Find every line in the records below that contains the word "JSON", and copy each such line.

Dataset entries:
==*==
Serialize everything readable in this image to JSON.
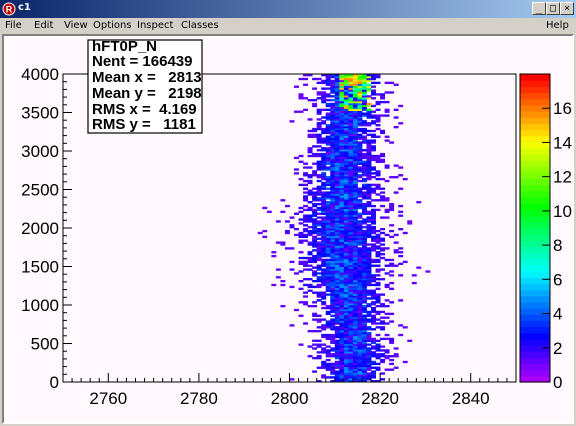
{
  "window": {
    "title": "c1",
    "buttons": {
      "minimize": "_",
      "maximize": "□",
      "close": "×"
    }
  },
  "menu": {
    "items": [
      "File",
      "Edit",
      "View",
      "Options",
      "Inspect",
      "Classes"
    ],
    "help": "Help"
  },
  "stats_box": {
    "name": "hFT0P_N",
    "lines": [
      "Nent = 166439",
      "Mean x =   2813",
      "Mean y =   2198",
      "RMS x =  4.169",
      "RMS y =   1181"
    ]
  },
  "chart_data": {
    "type": "heatmap",
    "title": "",
    "xlabel": "",
    "ylabel": "",
    "xlim": [
      2750,
      2850
    ],
    "ylim": [
      0,
      4000
    ],
    "x_ticks": [
      2760,
      2780,
      2800,
      2820,
      2840
    ],
    "y_ticks": [
      0,
      500,
      1000,
      1500,
      2000,
      2500,
      3000,
      3500,
      4000
    ],
    "z_ticks": [
      0,
      2,
      4,
      6,
      8,
      10,
      12,
      14,
      16
    ],
    "zlim": [
      0,
      18
    ],
    "entries": 166439,
    "mean_x": 2813,
    "mean_y": 2198,
    "rms_x": 4.169,
    "rms_y": 1181,
    "band_center": [
      [
        0,
        2814
      ],
      [
        500,
        2814
      ],
      [
        1000,
        2813
      ],
      [
        1500,
        2812
      ],
      [
        2000,
        2811
      ],
      [
        2500,
        2812
      ],
      [
        3000,
        2812
      ],
      [
        3500,
        2813
      ],
      [
        4000,
        2813
      ]
    ],
    "band_halfwidth": [
      [
        0,
        6
      ],
      [
        500,
        6
      ],
      [
        1000,
        6
      ],
      [
        1500,
        8
      ],
      [
        2000,
        8
      ],
      [
        2500,
        7
      ],
      [
        3000,
        6
      ],
      [
        3500,
        6
      ],
      [
        4000,
        6
      ]
    ],
    "grid": false,
    "palette": "rainbow (violet to red)"
  }
}
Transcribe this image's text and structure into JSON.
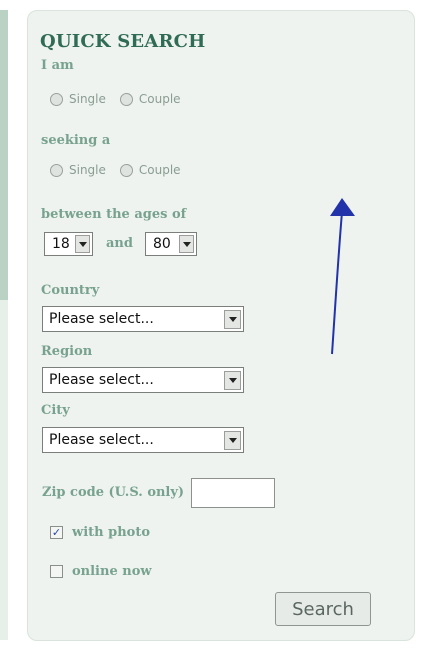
{
  "widget": {
    "title": "QUICK SEARCH",
    "i_am": {
      "label": "I am",
      "options": [
        "Single",
        "Couple"
      ]
    },
    "seeking": {
      "label": "seeking a",
      "options": [
        "Single",
        "Couple"
      ]
    },
    "ages": {
      "label": "between the ages of",
      "min_value": "18",
      "and_label": "and",
      "max_value": "80"
    },
    "country": {
      "label": "Country",
      "selected": "Please select..."
    },
    "region": {
      "label": "Region",
      "selected": "Please select..."
    },
    "city": {
      "label": "City",
      "selected": "Please select..."
    },
    "zip": {
      "label": "Zip code (U.S. only)",
      "value": ""
    },
    "with_photo": {
      "label": "with photo",
      "checked": true
    },
    "online_now": {
      "label": "online now",
      "checked": false
    },
    "search_button": "Search"
  },
  "annotation": {
    "color": "#2233aa"
  }
}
==*==
● **SOLUTION TO THE EXERCISE**
Serialize everything readable in this image to JSON.
Transcribe this image's text and structure into JSON.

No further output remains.